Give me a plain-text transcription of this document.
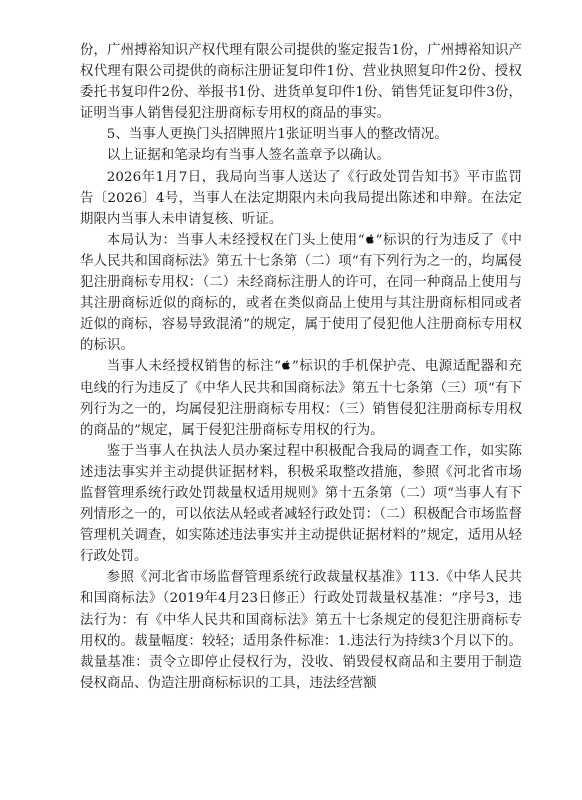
份，广州搏裕知识产权代理有限公司提供的鉴定报告1份，广州搏裕知识产权代理有限公司提供的商标注册证复印件1份、营业执照复印件2份、授权委托书复印件2份、举报书1份、进货单复印件1份、销售凭证复印件3份，证明当事人销售侵犯注册商标专用权的商品的事实。

5、当事人更换门头招牌照片1张证明当事人的整改情况。

以上证据和笔录均有当事人签名盖章予以确认。

2026年1月7日，我局向当事人送达了《行政处罚告知书》平市监罚告〔2026〕4号，当事人在法定期限内未向我局提出陈述和申辩。在法定期限内当事人未申请复核、听证。

本局认为：当事人未经授权在门头上使用“ ”标识的行为违反了《中华人民共和国商标法》第五十七条第（二）项“有下列行为之一的，均属侵犯注册商标专用权：（二）未经商标注册人的许可，在同一种商品上使用与其注册商标近似的商标的，或者在类似商品上使用与其注册商标相同或者近似的商标，容易导致混淆”的规定，属于使用了侵犯他人注册商标专用权的标识。

当事人未经授权销售的标注“ ”标识的手机保护壳、电源适配器和充电线的行为违反了《中华人民共和国商标法》第五十七条第（三）项“有下列行为之一的，均属侵犯注册商标专用权：（三）销售侵犯注册商标专用权的商品的”规定，属于侵犯注册商标专用权的行为。

鉴于当事人在执法人员办案过程中积极配合我局的调查工作，如实陈述违法事实并主动提供证据材料，积极采取整改措施，参照《河北省市场监督管理系统行政处罚裁量权适用规则》第十五条第（二）项“当事人有下列情形之一的，可以依法从轻或者减轻行政处罚：（二）积极配合市场监督管理机关调查，如实陈述违法事实并主动提供证据材料的”规定，适用从轻行政处罚。

参照《河北省市场监督管理系统行政裁量权基准》113.《中华人民共和国商标法》（2019年4月23日修正）行政处罚裁量权基准：“序号3，违法行为：有《中华人民共和国商标法》第五十七条规定的侵犯注册商标专用权的。裁量幅度：较轻；适用条件标准：1.违法行为持续3个月以下的。裁量基准：责令立即停止侵权行为，没收、销毁侵权商品和主要用于制造侵权商品、伪造注册商标标识的工具，违法经营额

● ● ● ●

* [WHAT YOU ARE ASKED TO DO]: Pull out every line in the material above where "中华人民共和国商标法" occurs.

* [FINISHED TASK]:
本局认为：当事人未经授权在门头上使用“ ”标识的行为违反了《中华人民共和国商标法》第五十七条第（二）项“有下列行为之一的，均属侵犯注册商标专用权：（二）未经商标注册人的许可，在同一种商品上使用与其注册商标近似的商标的，或者在类似商品上使用与其注册商标相同或者近似的商标，容易导致混淆”的规定，属于使用了侵犯他人注册商标专用权的标识。
当事人未经授权销售的标注“ ”标识的手机保护壳、电源适配器和充电线的行为违反了《中华人民共和国商标法》第五十七条第（三）项“有下列行为之一的，均属侵犯注册商标专用权：（三）销售侵犯注册商标专用权的商品的”规定，属于侵犯注册商标专用权的行为。
参照《河北省市场监督管理系统行政裁量权基准》113.《中华人民共和国商标法》（2019年4月23日修正）行政处罚裁量权基准：“序号3，违法行为：有《中华人民共和国商标法》第五十七条规定的侵犯注册商标专用权的。裁量幅度：较轻；适用条件标准：1.违法行为持续3个月以下的。裁量基准：责令立即停止侵权行为，没收、销毁侵权商品和主要用于制造侵权商品、伪造注册商标标识的工具，违法经营额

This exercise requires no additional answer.